### What the task requires
Can you format the listing below as a Markdown table with the columns "Row" and "Listing line", numbering every non-blank line and leaving the picture out of your answer?

— Begin —

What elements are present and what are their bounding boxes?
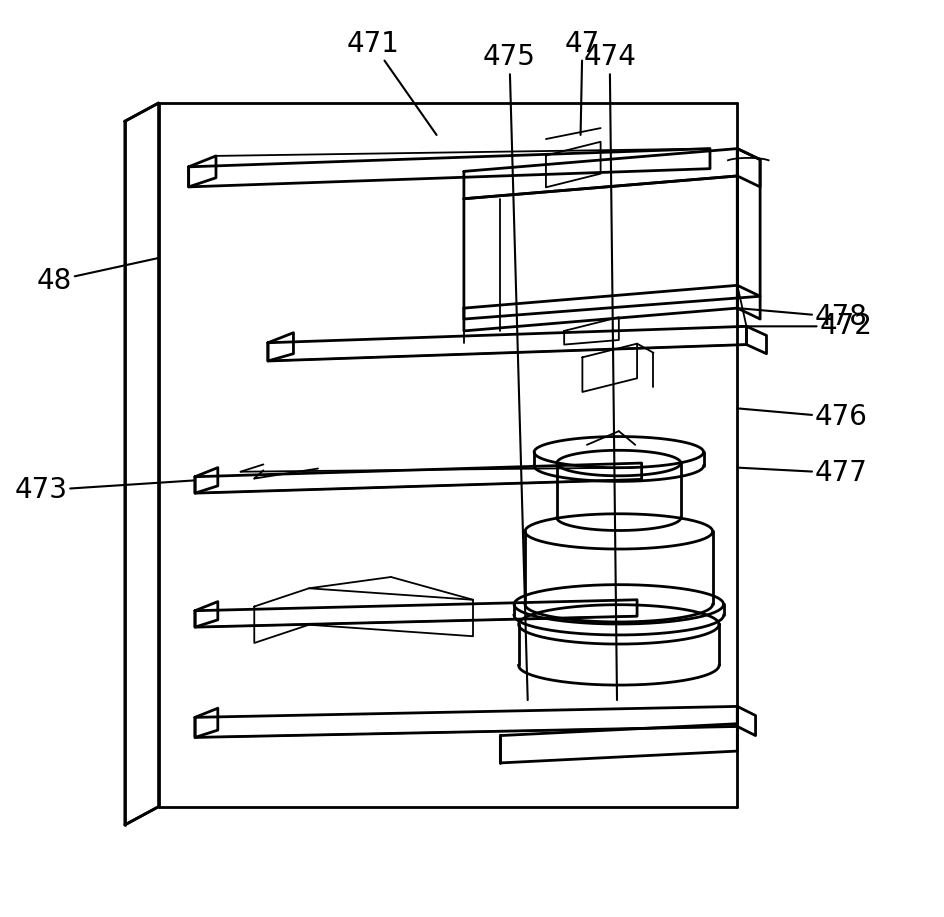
Text: 474: 474 — [582, 43, 635, 700]
Text: 475: 475 — [482, 43, 535, 700]
Text: 473: 473 — [14, 477, 194, 504]
Text: 47: 47 — [565, 29, 599, 135]
Text: 476: 476 — [736, 403, 867, 432]
Text: 472: 472 — [736, 313, 871, 340]
Text: 478: 478 — [736, 304, 867, 331]
Text: 477: 477 — [736, 459, 867, 487]
Text: 48: 48 — [37, 258, 159, 294]
Text: 471: 471 — [346, 29, 436, 135]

— End —

### Task solution
| Row | Listing line |
|---|---|
| 1 | What elements are present and what are their bounding boxes? |
| 2 | Text: 474: 474 — [582, 43, 635, 700] |
| 3 | Text: 475: 475 — [482, 43, 535, 700] |
| 4 | Text: 473: 473 — [14, 477, 194, 504] |
| 5 | Text: 47: 47 — [565, 29, 599, 135] |
| 6 | Text: 476: 476 — [736, 403, 867, 432] |
| 7 | Text: 472: 472 — [736, 313, 871, 340] |
| 8 | Text: 478: 478 — [736, 304, 867, 331] |
| 9 | Text: 477: 477 — [736, 459, 867, 487] |
| 10 | Text: 48: 48 — [37, 258, 159, 294] |
| 11 | Text: 471: 471 — [346, 29, 436, 135] |